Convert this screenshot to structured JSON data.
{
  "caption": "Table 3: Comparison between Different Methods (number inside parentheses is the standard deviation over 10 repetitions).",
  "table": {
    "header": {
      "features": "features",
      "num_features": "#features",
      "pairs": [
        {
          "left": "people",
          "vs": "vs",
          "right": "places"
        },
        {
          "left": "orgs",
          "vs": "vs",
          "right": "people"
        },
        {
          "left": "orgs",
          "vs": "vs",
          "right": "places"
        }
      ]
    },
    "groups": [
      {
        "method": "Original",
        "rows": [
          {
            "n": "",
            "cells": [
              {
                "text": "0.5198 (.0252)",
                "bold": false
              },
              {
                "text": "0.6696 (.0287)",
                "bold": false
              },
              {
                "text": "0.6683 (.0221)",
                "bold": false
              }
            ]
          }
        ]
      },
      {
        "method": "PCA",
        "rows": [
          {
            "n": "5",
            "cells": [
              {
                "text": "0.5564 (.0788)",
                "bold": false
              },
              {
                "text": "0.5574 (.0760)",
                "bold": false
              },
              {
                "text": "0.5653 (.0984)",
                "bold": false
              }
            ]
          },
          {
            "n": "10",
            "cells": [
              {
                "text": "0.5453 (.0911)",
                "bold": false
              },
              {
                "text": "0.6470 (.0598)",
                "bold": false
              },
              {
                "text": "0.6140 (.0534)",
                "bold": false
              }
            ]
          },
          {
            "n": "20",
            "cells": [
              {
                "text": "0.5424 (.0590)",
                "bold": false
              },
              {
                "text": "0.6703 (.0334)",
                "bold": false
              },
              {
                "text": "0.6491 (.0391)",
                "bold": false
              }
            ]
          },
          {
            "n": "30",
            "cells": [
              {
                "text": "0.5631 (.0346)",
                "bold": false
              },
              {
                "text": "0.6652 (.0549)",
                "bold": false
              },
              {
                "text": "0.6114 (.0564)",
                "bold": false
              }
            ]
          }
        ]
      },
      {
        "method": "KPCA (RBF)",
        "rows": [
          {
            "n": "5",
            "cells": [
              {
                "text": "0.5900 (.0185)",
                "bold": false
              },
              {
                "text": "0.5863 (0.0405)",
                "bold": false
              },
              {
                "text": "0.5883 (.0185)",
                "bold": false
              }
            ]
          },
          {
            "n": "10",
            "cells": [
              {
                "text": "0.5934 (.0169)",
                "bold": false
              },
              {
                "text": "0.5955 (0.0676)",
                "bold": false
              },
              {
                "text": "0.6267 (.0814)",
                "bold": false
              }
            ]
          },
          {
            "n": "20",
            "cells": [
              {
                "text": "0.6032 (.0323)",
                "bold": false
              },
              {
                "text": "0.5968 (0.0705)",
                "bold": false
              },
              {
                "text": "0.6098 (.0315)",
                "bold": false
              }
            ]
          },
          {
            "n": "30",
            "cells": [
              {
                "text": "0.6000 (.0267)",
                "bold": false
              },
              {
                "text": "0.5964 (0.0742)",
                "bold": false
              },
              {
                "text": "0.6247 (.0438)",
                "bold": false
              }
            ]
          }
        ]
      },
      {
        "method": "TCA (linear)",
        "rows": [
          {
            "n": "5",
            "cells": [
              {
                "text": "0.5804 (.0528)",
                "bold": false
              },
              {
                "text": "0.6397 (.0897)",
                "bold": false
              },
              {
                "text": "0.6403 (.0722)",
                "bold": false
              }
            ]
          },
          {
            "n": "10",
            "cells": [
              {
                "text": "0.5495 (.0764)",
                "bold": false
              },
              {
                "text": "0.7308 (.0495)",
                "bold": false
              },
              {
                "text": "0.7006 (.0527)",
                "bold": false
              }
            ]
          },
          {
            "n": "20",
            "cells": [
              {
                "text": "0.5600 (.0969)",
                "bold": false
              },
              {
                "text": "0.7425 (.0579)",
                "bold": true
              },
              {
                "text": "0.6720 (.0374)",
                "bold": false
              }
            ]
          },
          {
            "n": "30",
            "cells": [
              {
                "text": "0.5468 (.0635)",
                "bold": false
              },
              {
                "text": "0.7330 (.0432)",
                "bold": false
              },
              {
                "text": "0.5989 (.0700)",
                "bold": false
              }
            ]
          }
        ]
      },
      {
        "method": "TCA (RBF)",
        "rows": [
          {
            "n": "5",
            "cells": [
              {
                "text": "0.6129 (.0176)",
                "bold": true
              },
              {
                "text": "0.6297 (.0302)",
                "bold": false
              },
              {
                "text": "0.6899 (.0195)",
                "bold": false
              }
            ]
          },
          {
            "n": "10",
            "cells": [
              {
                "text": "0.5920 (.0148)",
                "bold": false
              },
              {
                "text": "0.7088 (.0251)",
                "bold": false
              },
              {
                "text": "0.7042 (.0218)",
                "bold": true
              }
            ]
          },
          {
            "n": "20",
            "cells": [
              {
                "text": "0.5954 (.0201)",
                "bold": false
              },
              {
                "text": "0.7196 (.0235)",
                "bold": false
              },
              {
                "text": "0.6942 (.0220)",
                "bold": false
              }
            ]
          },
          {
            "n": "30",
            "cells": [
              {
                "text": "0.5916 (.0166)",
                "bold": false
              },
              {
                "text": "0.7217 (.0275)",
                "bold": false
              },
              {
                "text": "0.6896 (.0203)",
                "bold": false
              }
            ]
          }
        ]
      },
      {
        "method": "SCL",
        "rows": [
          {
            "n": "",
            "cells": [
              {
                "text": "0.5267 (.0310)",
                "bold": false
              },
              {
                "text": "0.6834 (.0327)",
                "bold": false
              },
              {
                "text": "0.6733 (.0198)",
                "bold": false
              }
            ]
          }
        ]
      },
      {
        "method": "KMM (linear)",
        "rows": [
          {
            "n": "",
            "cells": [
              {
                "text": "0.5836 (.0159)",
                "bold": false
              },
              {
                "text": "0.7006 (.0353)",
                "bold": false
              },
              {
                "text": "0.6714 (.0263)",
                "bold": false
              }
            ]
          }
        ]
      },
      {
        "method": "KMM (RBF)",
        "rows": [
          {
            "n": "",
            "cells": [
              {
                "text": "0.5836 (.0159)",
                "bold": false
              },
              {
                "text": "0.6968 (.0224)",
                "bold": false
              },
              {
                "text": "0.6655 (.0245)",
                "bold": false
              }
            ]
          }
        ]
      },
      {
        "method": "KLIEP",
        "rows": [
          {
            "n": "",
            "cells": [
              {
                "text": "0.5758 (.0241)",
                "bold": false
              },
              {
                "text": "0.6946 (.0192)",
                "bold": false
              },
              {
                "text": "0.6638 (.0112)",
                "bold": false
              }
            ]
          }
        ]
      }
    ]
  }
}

*-*-*

• The problem: The data above must be returned in full, exactly as written.

• Completed task:
Convert this screenshot to structured JSON data.
{
  "caption": "Table 3: Comparison between Different Methods (number inside parentheses is the standard deviation over 10 repetitions).",
  "table": {
    "header": {
      "features": "features",
      "num_features": "#features",
      "pairs": [
        {
          "left": "people",
          "vs": "vs",
          "right": "places"
        },
        {
          "left": "orgs",
          "vs": "vs",
          "right": "people"
        },
        {
          "left": "orgs",
          "vs": "vs",
          "right": "places"
        }
      ]
    },
    "groups": [
      {
        "method": "Original",
        "rows": [
          {
            "n": "",
            "cells": [
              {
                "text": "0.5198 (.0252)",
                "bold": false
              },
              {
                "text": "0.6696 (.0287)",
                "bold": false
              },
              {
                "text": "0.6683 (.0221)",
                "bold": false
              }
            ]
          }
        ]
      },
      {
        "method": "PCA",
        "rows": [
          {
            "n": "5",
            "cells": [
              {
                "text": "0.5564 (.0788)",
                "bold": false
              },
              {
                "text": "0.5574 (.0760)",
                "bold": false
              },
              {
                "text": "0.5653 (.0984)",
                "bold": false
              }
            ]
          },
          {
            "n": "10",
            "cells": [
              {
                "text": "0.5453 (.0911)",
                "bold": false
              },
              {
                "text": "0.6470 (.0598)",
                "bold": false
              },
              {
                "text": "0.6140 (.0534)",
                "bold": false
              }
            ]
          },
          {
            "n": "20",
            "cells": [
              {
                "text": "0.5424 (.0590)",
                "bold": false
              },
              {
                "text": "0.6703 (.0334)",
                "bold": false
              },
              {
                "text": "0.6491 (.0391)",
                "bold": false
              }
            ]
          },
          {
            "n": "30",
            "cells": [
              {
                "text": "0.5631 (.0346)",
                "bold": false
              },
              {
                "text": "0.6652 (.0549)",
                "bold": false
              },
              {
                "text": "0.6114 (.0564)",
                "bold": false
              }
            ]
          }
        ]
      },
      {
        "method": "KPCA (RBF)",
        "rows": [
          {
            "n": "5",
            "cells": [
              {
                "text": "0.5900 (.0185)",
                "bold": false
              },
              {
                "text": "0.5863 (0.0405)",
                "bold": false
              },
              {
                "text": "0.5883 (.0185)",
                "bold": false
              }
            ]
          },
          {
            "n": "10",
            "cells": [
              {
                "text": "0.5934 (.0169)",
                "bold": false
              },
              {
                "text": "0.5955 (0.0676)",
                "bold": false
              },
              {
                "text": "0.6267 (.0814)",
                "bold": false
              }
            ]
          },
          {
            "n": "20",
            "cells": [
              {
                "text": "0.6032 (.0323)",
                "bold": false
              },
              {
                "text": "0.5968 (0.0705)",
                "bold": false
              },
              {
                "text": "0.6098 (.0315)",
                "bold": false
              }
            ]
          },
          {
            "n": "30",
            "cells": [
              {
                "text": "0.6000 (.0267)",
                "bold": false
              },
              {
                "text": "0.5964 (0.0742)",
                "bold": false
              },
              {
                "text": "0.6247 (.0438)",
                "bold": false
              }
            ]
          }
        ]
      },
      {
        "method": "TCA (linear)",
        "rows": [
          {
            "n": "5",
            "cells": [
              {
                "text": "0.5804 (.0528)",
                "bold": false
              },
              {
                "text": "0.6397 (.0897)",
                "bold": false
              },
              {
                "text": "0.6403 (.0722)",
                "bold": false
              }
            ]
          },
          {
            "n": "10",
            "cells": [
              {
                "text": "0.5495 (.0764)",
                "bold": false
              },
              {
                "text": "0.7308 (.0495)",
                "bold": false
              },
              {
                "text": "0.7006 (.0527)",
                "bold": false
              }
            ]
          },
          {
            "n": "20",
            "cells": [
              {
                "text": "0.5600 (.0969)",
                "bold": false
              },
              {
                "text": "0.7425 (.0579)",
                "bold": true
              },
              {
                "text": "0.6720 (.0374)",
                "bold": false
              }
            ]
          },
          {
            "n": "30",
            "cells": [
              {
                "text": "0.5468 (.0635)",
                "bold": false
              },
              {
                "text": "0.7330 (.0432)",
                "bold": false
              },
              {
                "text": "0.5989 (.0700)",
                "bold": false
              }
            ]
          }
        ]
      },
      {
        "method": "TCA (RBF)",
        "rows": [
          {
            "n": "5",
            "cells": [
              {
                "text": "0.6129 (.0176)",
                "bold": true
              },
              {
                "text": "0.6297 (.0302)",
                "bold": false
              },
              {
                "text": "0.6899 (.0195)",
                "bold": false
              }
            ]
          },
          {
            "n": "10",
            "cells": [
              {
                "text": "0.5920 (.0148)",
                "bold": false
              },
              {
                "text": "0.7088 (.0251)",
                "bold": false
              },
              {
                "text": "0.7042 (.0218)",
                "bold": true
              }
            ]
          },
          {
            "n": "20",
            "cells": [
              {
                "text": "0.5954 (.0201)",
                "bold": false
              },
              {
                "text": "0.7196 (.0235)",
                "bold": false
              },
              {
                "text": "0.6942 (.0220)",
                "bold": false
              }
            ]
          },
          {
            "n": "30",
            "cells": [
              {
                "text": "0.5916 (.0166)",
                "bold": false
              },
              {
                "text": "0.7217 (.0275)",
                "bold": false
              },
              {
                "text": "0.6896 (.0203)",
                "bold": false
              }
            ]
          }
        ]
      },
      {
        "method": "SCL",
        "rows": [
          {
            "n": "",
            "cells": [
              {
                "text": "0.5267 (.0310)",
                "bold": false
              },
              {
                "text": "0.6834 (.0327)",
                "bold": false
              },
              {
                "text": "0.6733 (.0198)",
                "bold": false
              }
            ]
          }
        ]
      },
      {
        "method": "KMM (linear)",
        "rows": [
          {
            "n": "",
            "cells": [
              {
                "text": "0.5836 (.0159)",
                "bold": false
              },
              {
                "text": "0.7006 (.0353)",
                "bold": false
              },
              {
                "text": "0.6714 (.0263)",
                "bold": false
              }
            ]
          }
        ]
      },
      {
        "method": "KMM (RBF)",
        "rows": [
          {
            "n": "",
            "cells": [
              {
                "text": "0.5836 (.0159)",
                "bold": false
              },
              {
                "text": "0.6968 (.0224)",
                "bold": false
              },
              {
                "text": "0.6655 (.0245)",
                "bold": false
              }
            ]
          }
        ]
      },
      {
        "method": "KLIEP",
        "rows": [
          {
            "n": "",
            "cells": [
              {
                "text": "0.5758 (.0241)",
                "bold": false
              },
              {
                "text": "0.6946 (.0192)",
                "bold": false
              },
              {
                "text": "0.6638 (.0112)",
                "bold": false
              }
            ]
          }
        ]
      }
    ]
  }
}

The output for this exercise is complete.